## BRIEF
Using the listing below, select the lines with the word "Power" and copy them.

#### RAW RECORDS

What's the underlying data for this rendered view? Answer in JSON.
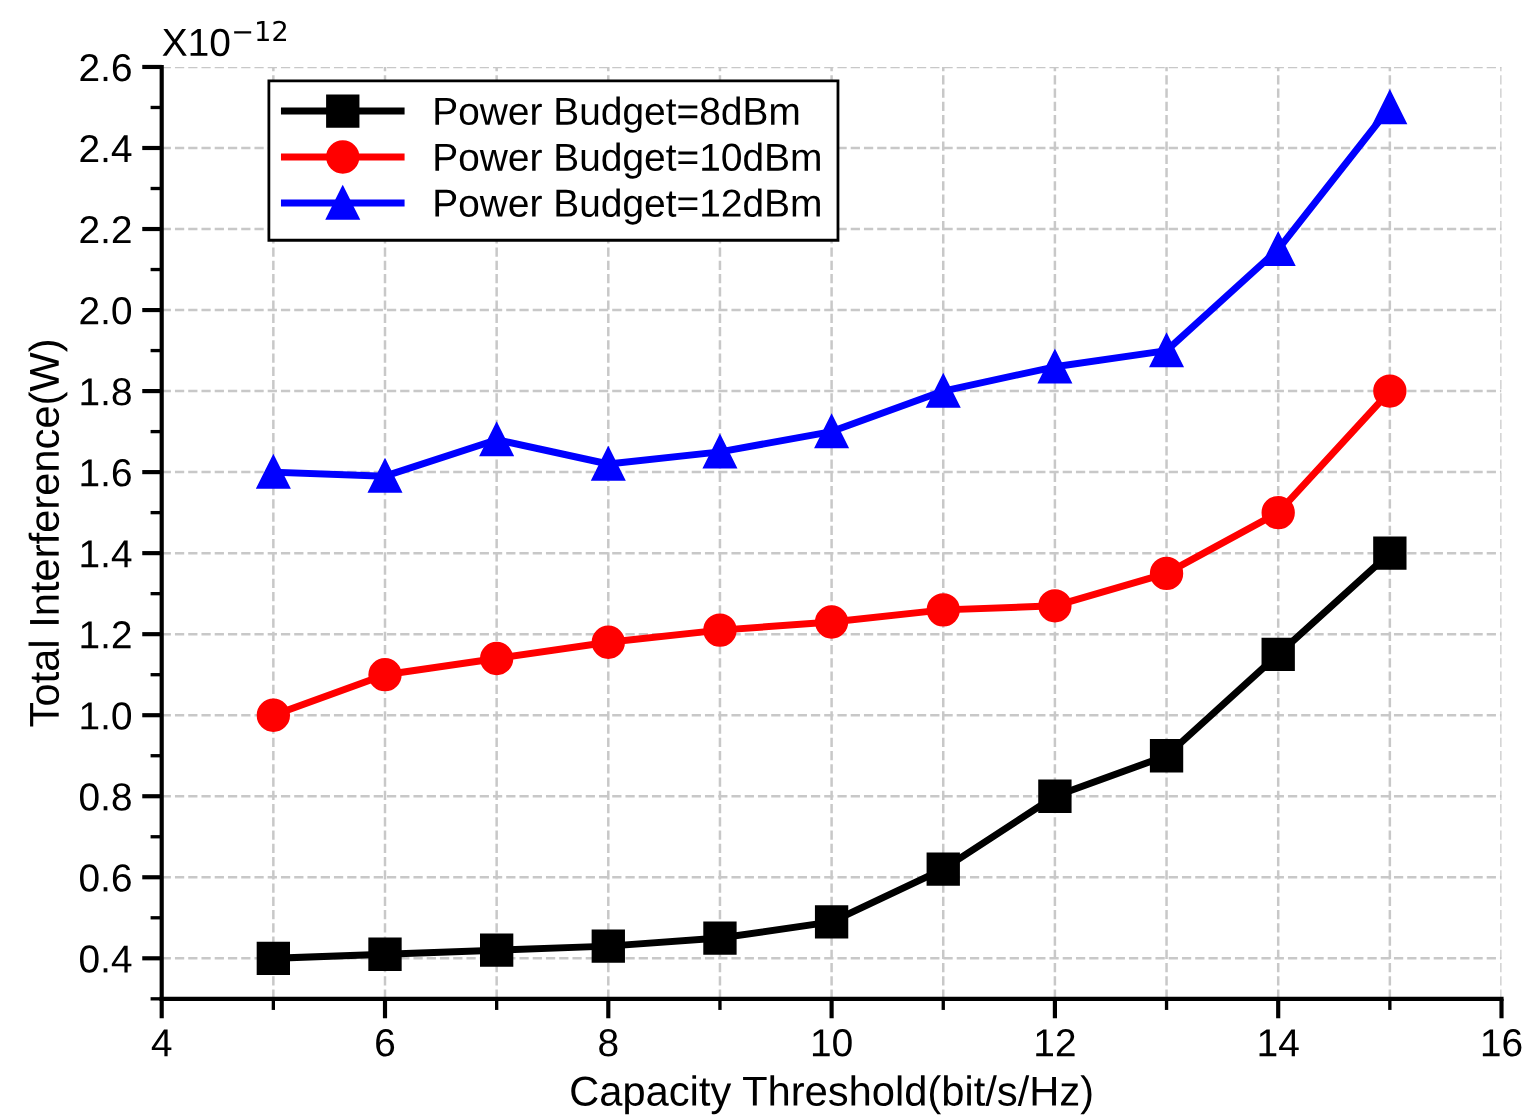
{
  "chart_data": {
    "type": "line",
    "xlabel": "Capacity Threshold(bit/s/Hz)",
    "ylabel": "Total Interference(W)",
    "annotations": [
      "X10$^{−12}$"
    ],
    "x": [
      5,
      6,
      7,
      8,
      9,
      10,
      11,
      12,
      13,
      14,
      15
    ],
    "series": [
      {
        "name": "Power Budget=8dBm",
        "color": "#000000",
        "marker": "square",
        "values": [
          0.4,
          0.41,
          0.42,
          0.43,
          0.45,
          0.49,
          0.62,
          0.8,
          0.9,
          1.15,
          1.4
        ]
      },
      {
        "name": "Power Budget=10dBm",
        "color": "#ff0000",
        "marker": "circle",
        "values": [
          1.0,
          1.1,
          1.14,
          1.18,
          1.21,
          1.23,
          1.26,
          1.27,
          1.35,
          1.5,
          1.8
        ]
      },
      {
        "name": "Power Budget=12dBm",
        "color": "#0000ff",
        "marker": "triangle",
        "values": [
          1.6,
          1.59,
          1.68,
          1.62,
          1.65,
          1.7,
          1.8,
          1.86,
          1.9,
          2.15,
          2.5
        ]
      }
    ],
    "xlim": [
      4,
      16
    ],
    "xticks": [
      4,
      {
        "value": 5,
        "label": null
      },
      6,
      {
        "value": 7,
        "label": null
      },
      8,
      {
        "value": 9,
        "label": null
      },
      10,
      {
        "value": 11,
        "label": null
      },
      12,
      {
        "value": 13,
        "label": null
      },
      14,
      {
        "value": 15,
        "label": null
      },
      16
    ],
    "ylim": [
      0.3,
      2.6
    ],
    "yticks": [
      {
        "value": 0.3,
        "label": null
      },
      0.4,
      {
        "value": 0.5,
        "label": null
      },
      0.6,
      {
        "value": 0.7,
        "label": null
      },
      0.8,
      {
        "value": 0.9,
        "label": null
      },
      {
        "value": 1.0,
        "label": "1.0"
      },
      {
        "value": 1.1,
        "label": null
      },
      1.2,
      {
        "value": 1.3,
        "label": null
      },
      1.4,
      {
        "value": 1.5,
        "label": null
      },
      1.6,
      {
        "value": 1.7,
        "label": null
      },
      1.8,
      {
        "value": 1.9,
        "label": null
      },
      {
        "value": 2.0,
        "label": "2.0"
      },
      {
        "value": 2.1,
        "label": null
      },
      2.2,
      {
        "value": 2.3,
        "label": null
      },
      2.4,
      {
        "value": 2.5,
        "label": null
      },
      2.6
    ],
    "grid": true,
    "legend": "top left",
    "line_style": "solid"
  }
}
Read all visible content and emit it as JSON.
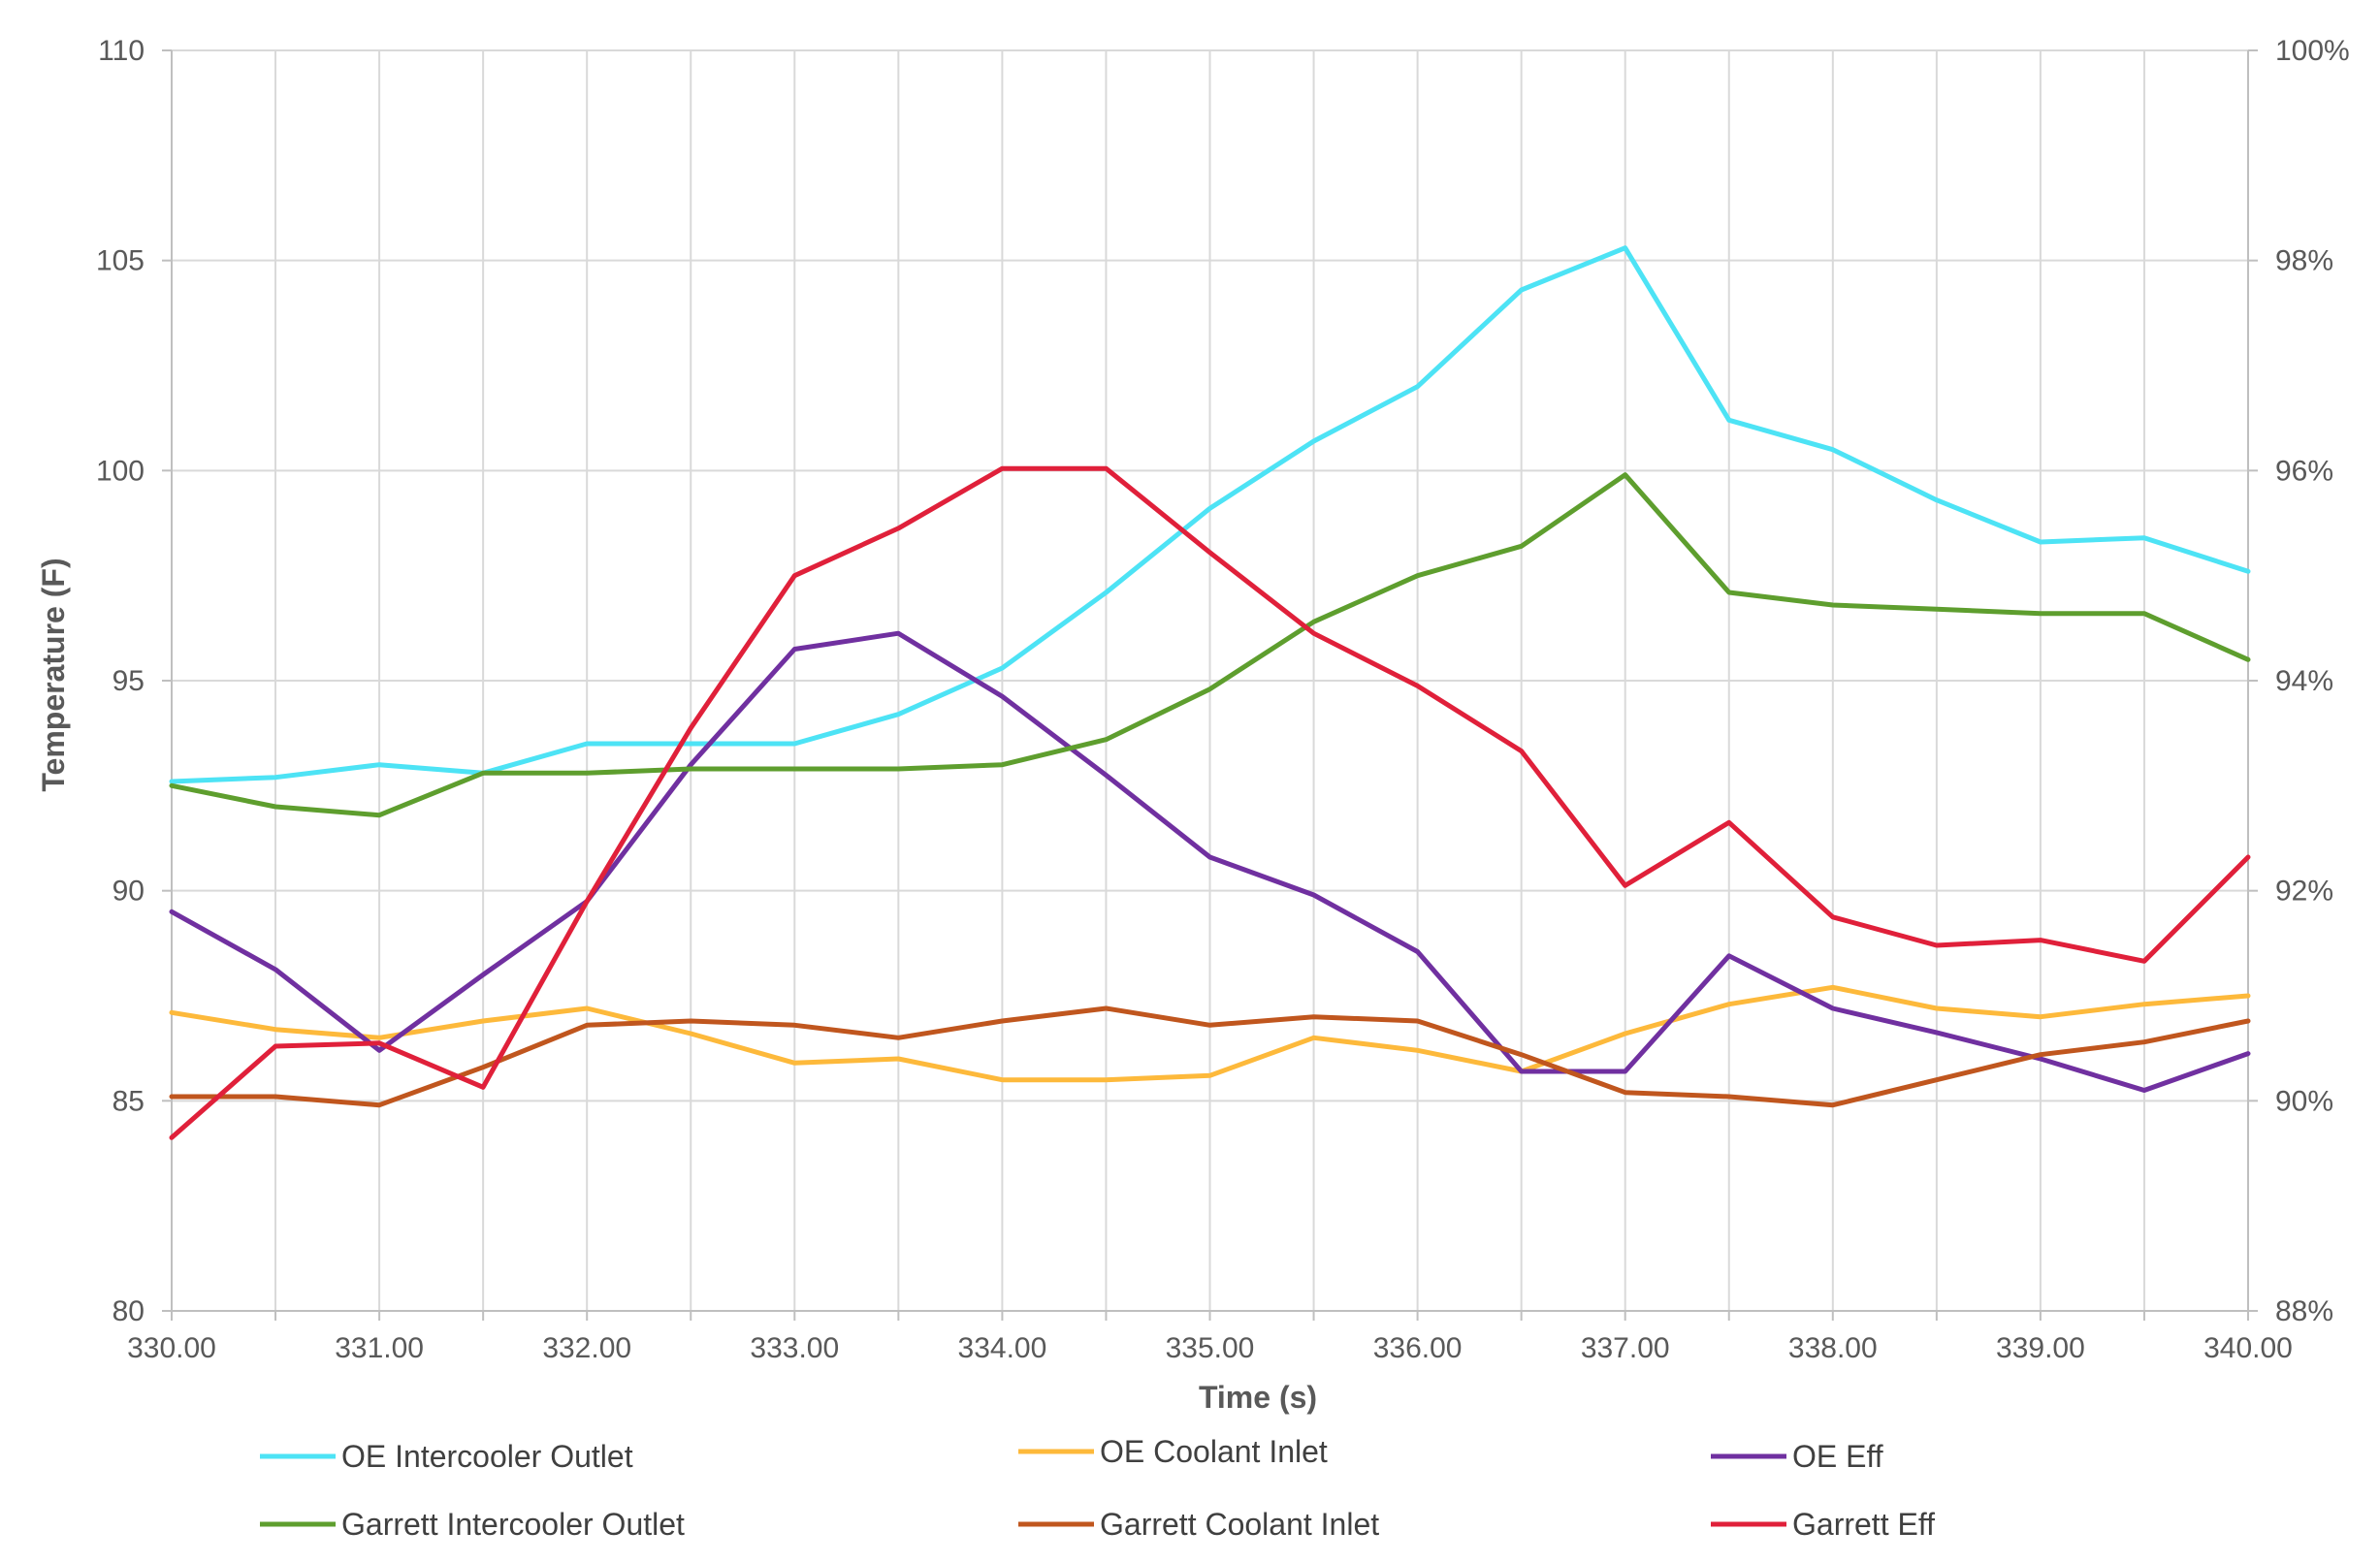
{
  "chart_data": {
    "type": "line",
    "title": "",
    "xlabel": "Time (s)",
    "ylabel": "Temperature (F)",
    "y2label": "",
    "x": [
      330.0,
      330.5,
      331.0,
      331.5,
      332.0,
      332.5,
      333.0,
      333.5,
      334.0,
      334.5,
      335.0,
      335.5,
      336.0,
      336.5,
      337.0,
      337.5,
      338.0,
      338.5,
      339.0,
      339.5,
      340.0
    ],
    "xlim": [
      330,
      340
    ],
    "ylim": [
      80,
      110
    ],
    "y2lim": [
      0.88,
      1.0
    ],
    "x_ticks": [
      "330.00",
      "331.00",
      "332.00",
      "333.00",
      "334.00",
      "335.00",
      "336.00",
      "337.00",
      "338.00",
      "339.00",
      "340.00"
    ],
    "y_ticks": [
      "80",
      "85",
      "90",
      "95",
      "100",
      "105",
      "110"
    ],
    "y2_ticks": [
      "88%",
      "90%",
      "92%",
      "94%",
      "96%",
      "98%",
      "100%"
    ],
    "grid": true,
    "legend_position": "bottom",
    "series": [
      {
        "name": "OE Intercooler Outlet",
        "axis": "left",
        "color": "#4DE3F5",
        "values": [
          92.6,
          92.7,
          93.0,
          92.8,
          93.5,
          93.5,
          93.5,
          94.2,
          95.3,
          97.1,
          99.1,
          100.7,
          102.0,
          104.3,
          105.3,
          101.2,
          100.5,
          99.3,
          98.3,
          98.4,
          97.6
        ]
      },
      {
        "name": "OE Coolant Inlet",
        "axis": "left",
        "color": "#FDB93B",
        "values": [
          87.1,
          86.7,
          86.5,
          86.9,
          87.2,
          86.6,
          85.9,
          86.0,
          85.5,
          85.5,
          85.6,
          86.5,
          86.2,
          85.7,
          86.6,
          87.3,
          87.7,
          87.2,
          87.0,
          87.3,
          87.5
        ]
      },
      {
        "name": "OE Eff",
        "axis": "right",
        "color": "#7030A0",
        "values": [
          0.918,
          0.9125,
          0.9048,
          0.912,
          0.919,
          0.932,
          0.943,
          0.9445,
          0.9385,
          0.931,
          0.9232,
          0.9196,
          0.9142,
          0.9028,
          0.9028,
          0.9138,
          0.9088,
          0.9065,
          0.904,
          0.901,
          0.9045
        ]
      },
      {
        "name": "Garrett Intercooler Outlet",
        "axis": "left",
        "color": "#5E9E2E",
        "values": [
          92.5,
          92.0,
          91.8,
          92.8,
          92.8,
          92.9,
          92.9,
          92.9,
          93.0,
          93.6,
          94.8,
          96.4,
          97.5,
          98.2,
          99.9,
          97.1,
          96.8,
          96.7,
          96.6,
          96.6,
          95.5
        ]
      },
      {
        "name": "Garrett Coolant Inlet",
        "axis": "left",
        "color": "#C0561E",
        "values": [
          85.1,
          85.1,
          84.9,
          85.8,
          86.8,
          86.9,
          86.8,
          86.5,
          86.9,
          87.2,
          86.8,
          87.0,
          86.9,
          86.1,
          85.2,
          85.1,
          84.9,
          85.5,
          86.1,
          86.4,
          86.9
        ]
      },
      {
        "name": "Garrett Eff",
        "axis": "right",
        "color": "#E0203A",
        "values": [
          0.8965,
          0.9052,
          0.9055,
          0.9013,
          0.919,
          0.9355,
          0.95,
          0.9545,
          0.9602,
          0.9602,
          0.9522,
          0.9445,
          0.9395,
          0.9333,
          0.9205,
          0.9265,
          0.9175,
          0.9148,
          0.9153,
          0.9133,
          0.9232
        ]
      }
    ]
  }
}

########

## THE RESULT
        "name": "Power Budget=8dBm",
        "name": "Power Budget=10dBm",
        "name": "Power Budget=12dBm",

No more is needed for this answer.